- Reading text -
How Can Big Data Help?
- Improving multi-tier supply chain transparency to reduce complexity;
- Mapping existing and future supply chains, to reduce difficulties expanding overseas to low-cost markets;
- Mapping new technologies onto new and existing supply chains, to ensure easy uptake of new technologies;
- Provide dynamic rate readiness to identify constraints and simplify new supplier selection; and
- Streamlining communication, so that companies can collaborate to reduce waste throughout the supply chain.
What is Supply Chain Big Data?
For example, OEMs will often have disparate databases which monitor supplier development or supplier auditing. They will also have data regarding supplier collaboration activities; including new work packages, NPI and collaborative problem solving. Then there is external 3rd party data such as financial risk assessments, environmental risks, geo political risks and quality accreditations such as AS9100 and NADCAP.
Suddenly there is vast amounts of data being captured across 4 or 5 different platforms, which is very fragmented. With no uniformity to the data that is collected, it’s not surprising that most organisations struggle to make good use of this data.
This is because: Capturing this data is only the beginning.
The key thing for organisations to figure out, is how this data can be applied to their business to optimise supply chain performance, and inform strategic and tactical decisions. Also, how can supply chain big data underpin continuous learning so that each tier of the supply chain can improve overall supply chain performance.
Enablers for Supply Chain Big Data
Big data analytics is rife, everywhere we look from financial market analysis to your Tesco Clubcard. The algorithms and simulation models exist to provide predictive analytics, which can be visualised intuitively to support decision making.
However, big data analytics is still not being applied effectively to advanced manufacturing supply chains.
So, What are the Main Inhibitors?Multi-tier supply chain data is inaccurate, and suppliers are not engaged to openly collaborate and share data.

- Data under study -

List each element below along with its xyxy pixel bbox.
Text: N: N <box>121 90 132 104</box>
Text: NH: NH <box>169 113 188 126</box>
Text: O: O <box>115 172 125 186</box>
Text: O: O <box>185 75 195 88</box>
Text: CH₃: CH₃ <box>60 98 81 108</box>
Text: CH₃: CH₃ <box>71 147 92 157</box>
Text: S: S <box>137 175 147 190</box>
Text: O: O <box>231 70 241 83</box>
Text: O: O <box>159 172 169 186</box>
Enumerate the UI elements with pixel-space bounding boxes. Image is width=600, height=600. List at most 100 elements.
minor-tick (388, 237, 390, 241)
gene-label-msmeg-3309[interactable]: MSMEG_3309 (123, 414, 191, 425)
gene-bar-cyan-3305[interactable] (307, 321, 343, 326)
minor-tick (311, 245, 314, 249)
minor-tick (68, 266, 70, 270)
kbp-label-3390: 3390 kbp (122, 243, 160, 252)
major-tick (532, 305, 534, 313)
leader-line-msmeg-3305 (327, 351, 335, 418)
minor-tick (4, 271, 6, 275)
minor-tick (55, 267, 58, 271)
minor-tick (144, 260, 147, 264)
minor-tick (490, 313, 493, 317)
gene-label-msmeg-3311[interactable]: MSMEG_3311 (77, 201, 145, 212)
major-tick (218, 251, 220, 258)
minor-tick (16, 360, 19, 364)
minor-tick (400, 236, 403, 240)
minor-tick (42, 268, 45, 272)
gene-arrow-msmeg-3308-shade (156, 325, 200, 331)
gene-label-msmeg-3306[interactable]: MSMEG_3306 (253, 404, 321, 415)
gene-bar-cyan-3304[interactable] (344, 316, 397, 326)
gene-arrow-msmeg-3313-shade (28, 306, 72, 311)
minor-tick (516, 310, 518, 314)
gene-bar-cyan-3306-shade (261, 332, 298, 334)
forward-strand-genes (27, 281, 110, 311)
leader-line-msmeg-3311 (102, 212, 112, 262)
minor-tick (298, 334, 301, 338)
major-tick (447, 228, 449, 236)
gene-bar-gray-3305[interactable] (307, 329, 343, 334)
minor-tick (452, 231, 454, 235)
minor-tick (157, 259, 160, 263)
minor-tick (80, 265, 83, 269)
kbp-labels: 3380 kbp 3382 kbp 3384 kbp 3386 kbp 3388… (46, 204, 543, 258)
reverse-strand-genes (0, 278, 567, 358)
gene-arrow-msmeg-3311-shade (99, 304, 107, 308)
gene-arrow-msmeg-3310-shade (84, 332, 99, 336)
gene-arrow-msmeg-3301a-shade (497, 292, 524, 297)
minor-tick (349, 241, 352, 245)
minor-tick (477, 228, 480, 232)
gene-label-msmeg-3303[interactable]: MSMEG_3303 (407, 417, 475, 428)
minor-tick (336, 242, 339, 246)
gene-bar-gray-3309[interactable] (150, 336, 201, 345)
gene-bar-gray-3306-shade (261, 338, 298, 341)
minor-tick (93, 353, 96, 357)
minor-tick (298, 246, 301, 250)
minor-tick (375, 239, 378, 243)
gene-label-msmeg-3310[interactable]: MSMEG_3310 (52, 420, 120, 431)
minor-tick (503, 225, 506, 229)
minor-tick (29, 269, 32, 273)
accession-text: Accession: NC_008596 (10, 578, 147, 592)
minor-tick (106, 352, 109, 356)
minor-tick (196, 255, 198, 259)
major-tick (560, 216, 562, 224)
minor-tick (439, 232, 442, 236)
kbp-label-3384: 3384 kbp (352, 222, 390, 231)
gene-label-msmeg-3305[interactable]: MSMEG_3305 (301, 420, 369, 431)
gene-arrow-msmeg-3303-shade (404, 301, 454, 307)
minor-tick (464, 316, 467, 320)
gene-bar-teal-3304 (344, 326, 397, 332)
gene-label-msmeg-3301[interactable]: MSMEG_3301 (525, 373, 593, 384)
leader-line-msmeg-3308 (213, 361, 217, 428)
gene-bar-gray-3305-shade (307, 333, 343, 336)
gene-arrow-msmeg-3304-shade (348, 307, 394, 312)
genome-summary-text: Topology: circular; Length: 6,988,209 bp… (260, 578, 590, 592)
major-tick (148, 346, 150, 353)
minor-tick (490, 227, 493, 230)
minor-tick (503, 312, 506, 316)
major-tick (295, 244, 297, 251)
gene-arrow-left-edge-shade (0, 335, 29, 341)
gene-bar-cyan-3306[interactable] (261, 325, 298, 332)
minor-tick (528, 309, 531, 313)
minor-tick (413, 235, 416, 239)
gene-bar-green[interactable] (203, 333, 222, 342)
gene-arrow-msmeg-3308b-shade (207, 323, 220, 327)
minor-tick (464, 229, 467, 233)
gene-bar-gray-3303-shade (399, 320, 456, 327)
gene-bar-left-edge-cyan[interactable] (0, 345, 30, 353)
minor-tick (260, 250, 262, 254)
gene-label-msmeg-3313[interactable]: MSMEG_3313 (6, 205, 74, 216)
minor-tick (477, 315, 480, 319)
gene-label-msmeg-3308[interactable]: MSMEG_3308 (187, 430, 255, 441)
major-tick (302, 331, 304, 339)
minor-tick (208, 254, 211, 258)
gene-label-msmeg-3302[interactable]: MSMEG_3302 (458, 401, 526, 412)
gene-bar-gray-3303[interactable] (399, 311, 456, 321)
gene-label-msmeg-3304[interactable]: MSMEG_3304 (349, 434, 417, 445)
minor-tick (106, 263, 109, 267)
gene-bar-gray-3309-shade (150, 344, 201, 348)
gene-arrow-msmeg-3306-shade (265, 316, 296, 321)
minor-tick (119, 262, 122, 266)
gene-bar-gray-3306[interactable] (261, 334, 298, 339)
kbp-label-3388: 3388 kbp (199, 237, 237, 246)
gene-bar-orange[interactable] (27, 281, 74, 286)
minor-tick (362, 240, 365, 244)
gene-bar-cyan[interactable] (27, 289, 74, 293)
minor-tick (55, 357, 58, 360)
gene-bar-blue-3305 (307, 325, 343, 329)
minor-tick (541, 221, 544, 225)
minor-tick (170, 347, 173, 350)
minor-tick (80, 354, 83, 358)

- Tasks to carry out -
(1) In the supply chain big data text, condense the paragraph beginning "For example, OEMs will often have disparate databases" into a short bulleted list that keeps its main facts.
(2) Write the next paragraph of the supply chain big data text, following on from its last sentence about the main inhibitors.

- Set of answers -
(1)
- OEMs often keep separate databases that track supplier development or supplier auditing.
- They also hold data on supplier collaboration, including new work packages, NPI and collaborative problem solving.
- External 3rd party data covers financial, environmental and geopolitical risk assessments, plus quality accreditations such as AS9100 and NADCAP.

(2)
This autocratic “win-lose” style of supply chain management has created a lack of trust in the supply chain. Suppliers are reluctant to share data with their customers or partners, in fear that it may be used against them. There are also cyber security concerns; with many companies unwilling to trust cloud computing or the internet. This results in limited engagement, which is impacts on the ability to optimise supply chain performance.
Our approach to address data integrity issues has been to develop ERP systems that are configured to the DNA of SMEs, so that they can be effectively deployed at low disruption and cost. We provide continuous training, customer support and data integrity monitoring to drive data accuracy. Many companies do not want to change their ERP system due to the disruption costs and risks, so we have also developed several bolt-on applications to improve data accuracy, transparency and sharing.
To address the cultural challenges, it is critical to identify win-win opportunities, and answer the question ‘what’s in it for me?’ for every tier of the supply chain. As companies start to engage, and generate tangible benefits from securely sharing data, with selected supply chain partners, then it will encourage them to collaborate more openly with their partners.
Of our bolt-on applications, there are currently 3 dedicated to improving the management of big data in supply chains.
- OpenBook monitors customer performance and identifies schedule change exceptions;
- VMI integrates with customer and supplier ERP systems to streamline stock replenishment and invoicing; and
- NPI enables companies to collaborate with their customers and suppliers to share technical and operational data.